*Selection*
------------------------------
Josh Horowitz, Coalition to Stop Gun Violence: "Virginia is, 'let's sell it to somebody and let's not find out anything about them.' And I think in this case that may have led to a tragedy."
Ross: "As this undercover footage shows, it's possible to buy a handgun at a Virginia gun store with no waiting period and only what is called an instant background check. This footage was recorded by an undercover team sent to Virginia by the New York City Police Department, which says Virginia is the top source for illegal guns used in crimes committed in New York. The undercover team only had to produce two IDs and fill out a few forms in order to walk out of the store with a handgun."
Ray Kelly, New York City Police Commissioner: "It is, quite frankly, an easy state in which to buy a weapon. The philosophy is that it appears to be an entitlement to own a handgun."
Ross: "But many in Virginia like it that way. And, in fact, some think there should be more guns on campuses. Gun advocates actually brought a lawsuit last year when Virginia Tech and other schools made their campuses weapons-free. Now, some say that if students had been armed, they could have stopped the shootings sooner."
John Velleco, Gun Owners of America: "It's tragic to mandatorily disarm the citizenry and create these gun-free zones which are, in a sense, you know, give these deranged madmen easy targets."
Ross: "Until he walked on the campus with his weapons, everything about Cho's gun purchases was legal under current U.S. and Virginia laws."

Showcasing the same undercover video as Ross, on NBC's Dateline aired at 8pm EDT and re-run at 10pm EDT on MSNBC, Chris Hansen interjected a political policy point into a piece on how Cho Seung-Hui obtained the weapons, reported how "gun sales in Virginia have been more than a sticking point with gun control advocates."

A transcript of the gun control portion of Hansen's April 17 story: "Gun sales in Virginia have been more than a sticking point with gun control advocates, not to mention New York City. NBC News analyst Michael Sheehan oversaw counter-terrorism for the New York City Police Department and says many guns bought in Virginia end up on New York streets."
Michael Sheehan: "It's very easy to buy a handgun with basically simple identification and you have enough money and you're going to walk out with a handgun and ammunition."
Hansen over the same undercover video shown by ABC's Ross: "This video, shot in Virginia by investigators sent by the New York Mayor's office, shows just how easy it may have been for Cho to buy a gun."
[video of exchange between buyer and store clerk]
Hansen: "The investigators used a Virginia resident to purchase a gun that was clearly meant for someone else. That's a violation of the law. And in just a few minutes, the investigators walked out with a gun. In the Virginia Tech case, Cho purchased that 9 millimeter legally and earlier in February he bought a .22 caliber handgun at this local Blacksburg pawnshop. Now he was armed to the hilt...."
------------------------------
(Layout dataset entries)

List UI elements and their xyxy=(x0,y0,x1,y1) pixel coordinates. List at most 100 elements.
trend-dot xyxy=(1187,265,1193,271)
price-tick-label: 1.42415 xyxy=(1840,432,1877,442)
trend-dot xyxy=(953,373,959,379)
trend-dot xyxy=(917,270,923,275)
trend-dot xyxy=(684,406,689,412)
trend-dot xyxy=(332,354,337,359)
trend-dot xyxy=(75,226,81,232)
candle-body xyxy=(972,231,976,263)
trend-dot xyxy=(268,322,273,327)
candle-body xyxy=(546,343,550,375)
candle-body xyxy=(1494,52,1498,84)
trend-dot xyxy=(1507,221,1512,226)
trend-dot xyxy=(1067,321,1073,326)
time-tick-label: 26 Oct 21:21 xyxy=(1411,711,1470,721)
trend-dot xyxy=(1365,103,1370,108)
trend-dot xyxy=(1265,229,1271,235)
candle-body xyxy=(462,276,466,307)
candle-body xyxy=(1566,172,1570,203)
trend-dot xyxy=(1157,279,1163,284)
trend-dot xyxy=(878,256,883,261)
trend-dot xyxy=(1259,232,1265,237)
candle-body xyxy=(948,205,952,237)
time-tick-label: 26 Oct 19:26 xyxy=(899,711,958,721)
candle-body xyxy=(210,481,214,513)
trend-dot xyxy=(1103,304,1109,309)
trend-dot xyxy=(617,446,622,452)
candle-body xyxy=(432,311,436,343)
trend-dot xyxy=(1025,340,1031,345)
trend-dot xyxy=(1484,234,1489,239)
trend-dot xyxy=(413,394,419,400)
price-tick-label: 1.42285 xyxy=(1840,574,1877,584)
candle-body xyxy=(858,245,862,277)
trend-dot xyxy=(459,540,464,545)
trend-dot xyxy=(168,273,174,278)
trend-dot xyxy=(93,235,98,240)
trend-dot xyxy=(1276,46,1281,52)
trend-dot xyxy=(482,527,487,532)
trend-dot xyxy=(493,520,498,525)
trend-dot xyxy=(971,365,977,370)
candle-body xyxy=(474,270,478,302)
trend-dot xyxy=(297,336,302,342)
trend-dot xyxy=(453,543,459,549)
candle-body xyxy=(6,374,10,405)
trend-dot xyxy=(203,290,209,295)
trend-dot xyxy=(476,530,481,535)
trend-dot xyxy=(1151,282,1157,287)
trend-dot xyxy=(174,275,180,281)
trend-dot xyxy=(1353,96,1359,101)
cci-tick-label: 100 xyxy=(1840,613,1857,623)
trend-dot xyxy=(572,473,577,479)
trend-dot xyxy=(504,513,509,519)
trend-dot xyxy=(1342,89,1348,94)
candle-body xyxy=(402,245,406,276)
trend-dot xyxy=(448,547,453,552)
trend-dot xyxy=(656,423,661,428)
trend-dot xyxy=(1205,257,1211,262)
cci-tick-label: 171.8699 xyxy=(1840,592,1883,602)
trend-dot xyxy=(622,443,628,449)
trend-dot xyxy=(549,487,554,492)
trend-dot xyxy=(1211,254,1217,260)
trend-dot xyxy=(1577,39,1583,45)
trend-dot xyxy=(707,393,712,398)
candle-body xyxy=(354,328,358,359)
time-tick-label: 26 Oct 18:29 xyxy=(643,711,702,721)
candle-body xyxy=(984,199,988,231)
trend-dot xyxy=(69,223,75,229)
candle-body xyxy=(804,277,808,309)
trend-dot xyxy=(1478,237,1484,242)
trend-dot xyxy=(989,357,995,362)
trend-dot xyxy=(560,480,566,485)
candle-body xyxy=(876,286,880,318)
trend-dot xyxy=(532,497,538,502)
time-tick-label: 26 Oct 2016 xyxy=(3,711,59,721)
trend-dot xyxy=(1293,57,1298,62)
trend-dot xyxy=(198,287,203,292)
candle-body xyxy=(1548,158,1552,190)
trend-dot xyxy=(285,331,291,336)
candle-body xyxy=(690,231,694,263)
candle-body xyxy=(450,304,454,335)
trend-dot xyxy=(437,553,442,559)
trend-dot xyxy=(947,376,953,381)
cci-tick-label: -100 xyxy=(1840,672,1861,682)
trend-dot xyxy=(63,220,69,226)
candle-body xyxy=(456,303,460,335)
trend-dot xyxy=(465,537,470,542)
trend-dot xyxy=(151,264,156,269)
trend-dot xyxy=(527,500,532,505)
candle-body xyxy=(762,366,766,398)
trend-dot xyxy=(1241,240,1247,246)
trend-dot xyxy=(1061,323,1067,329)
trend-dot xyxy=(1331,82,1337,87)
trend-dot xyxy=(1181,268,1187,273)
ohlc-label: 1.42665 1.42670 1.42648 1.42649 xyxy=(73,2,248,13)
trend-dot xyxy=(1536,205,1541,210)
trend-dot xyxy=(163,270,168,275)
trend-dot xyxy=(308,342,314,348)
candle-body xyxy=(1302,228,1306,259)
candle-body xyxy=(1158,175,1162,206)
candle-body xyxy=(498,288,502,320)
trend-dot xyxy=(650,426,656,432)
------------------------------
*Exercise A*
Rewrite the dataset rows starting at the first row and ending at the row that contains "time-tick-label: 26 Oct 19:26", changing each "trend-dot" to "trend-marker" and keeping everything else the same.
*Exercise B*
Pick up the broadcast transcript on Virginia gun sales after its final sentence and write the next part.

*Response A*
List UI elements and their xyxy=(x0,y0,x1,y1) pixel coordinates. List at most 100 elements.
trend-marker xyxy=(1187,265,1193,271)
price-tick-label: 1.42415 xyxy=(1840,432,1877,442)
trend-marker xyxy=(953,373,959,379)
trend-marker xyxy=(917,270,923,275)
trend-marker xyxy=(684,406,689,412)
trend-marker xyxy=(332,354,337,359)
trend-marker xyxy=(75,226,81,232)
candle-body xyxy=(972,231,976,263)
trend-marker xyxy=(268,322,273,327)
candle-body xyxy=(546,343,550,375)
candle-body xyxy=(1494,52,1498,84)
trend-marker xyxy=(1507,221,1512,226)
trend-marker xyxy=(1067,321,1073,326)
time-tick-label: 26 Oct 21:21 xyxy=(1411,711,1470,721)
trend-marker xyxy=(1365,103,1370,108)
trend-marker xyxy=(1265,229,1271,235)
candle-body xyxy=(462,276,466,307)
candle-body xyxy=(1566,172,1570,203)
trend-marker xyxy=(1157,279,1163,284)
trend-marker xyxy=(878,256,883,261)
trend-marker xyxy=(1259,232,1265,237)
candle-body xyxy=(948,205,952,237)
time-tick-label: 26 Oct 19:26 xyxy=(899,711,958,721)

*Response B*
CNN Pursues Gun Control Angle Based on
Brady Campaign Spin

On Tuesday, the second day for its new hosts, CNN's American Morning, broadcasting live from the Virginia Tech campus, jumped almost immediately on the gun control angle, citing the Brady Campaign to Prevent Gun Violence. CNN correspondent Greg Hunter did two live reports on the guns that were used in the massacre, with the first coming a mere 6 minutes after the top of the 7am hour. Hunter asserted that Virginia is "a state that is pretty easy to get a handgun, according to the Brady Campaign to Prevent Gun Violence." In his second report, Hunter repeated the Brady Campaign's talking points about Virginia lacking a licence requirement and a waiting period. Hunter didn't bother with the take of gun rights advocates and seemed confused about the Virginia law since he reported that "at gun shows, they do have instant background checks to keep felons from getting guns," but 90 minutes later he insisted that "there's no checks at gun shows."

[This item is based on a posting, by Matthew Balan, on the MRC's NewsBusters blog: newsbusters.org ]

A partial transcript of Greg Hunter's first report, which started at 7:06am EDT on April 17:

John Roberts: "I have read some reports that he may have purchased at least one of the guns on Friday the 13th, last Friday. Anything to confirm that?"
Greg Hunter: "Nothing to confirm that, but this is a state that is pretty easy to get a handgun, according to the Brady Campaign to Prevent Gun Violence. You'll remember Jim Brady, who was shot in the head by John Hinckley at that failed assassination attempt in the early '80s. They say this is an easy state to get a gun in, only second only to the state of Georgia.
"And the reason why, there's no waiting. You can walk in and get a gun that day. There's no license requirements, there are no -- where they have gun shows down here in the state, they don't really have any kind of background checks. At gun shows, they do have instant background checks to keep felons from getting guns. And also, someone from out of state with the right ID, like me, can go out and buy a rifle. Not a handgun, but I can go out and buy a rifle today if I want."
Roberts: "Right. But he had handguns."
Hunter: "He had handguns, that's correct."
Roberts: "Right. Yes, I've been to a couple gun shows in the state of Virginia. I live here, and they always say, hey, it's easy to get the gun. Just a quick instant check. Authorities say that gun dealers say that the insta-checks are enough to identify if anyone has a background of felonies. But what could they do to identify someone who perhaps had a grudge or had some reason to go commit violence as this person did yesterday? We don't know if he had any kind of a felony background, but perhaps he didn't. Is there anything to stop a person like that from buying a gun in this state?"
Hunter: "That's just a great unknown. That really is a great unknown. And they tried to do the background checks, but who knows. It's one of those things."
Roberts: "Yes. We should point out, too, the Bradys were advocating the three-day background check."

The key part of Hunter's second report, which started at 8:25am EDT.

Roberts: "Do we know more about how this student got a hold of these weapons or how he could in the State of Virginia get a hold of them?"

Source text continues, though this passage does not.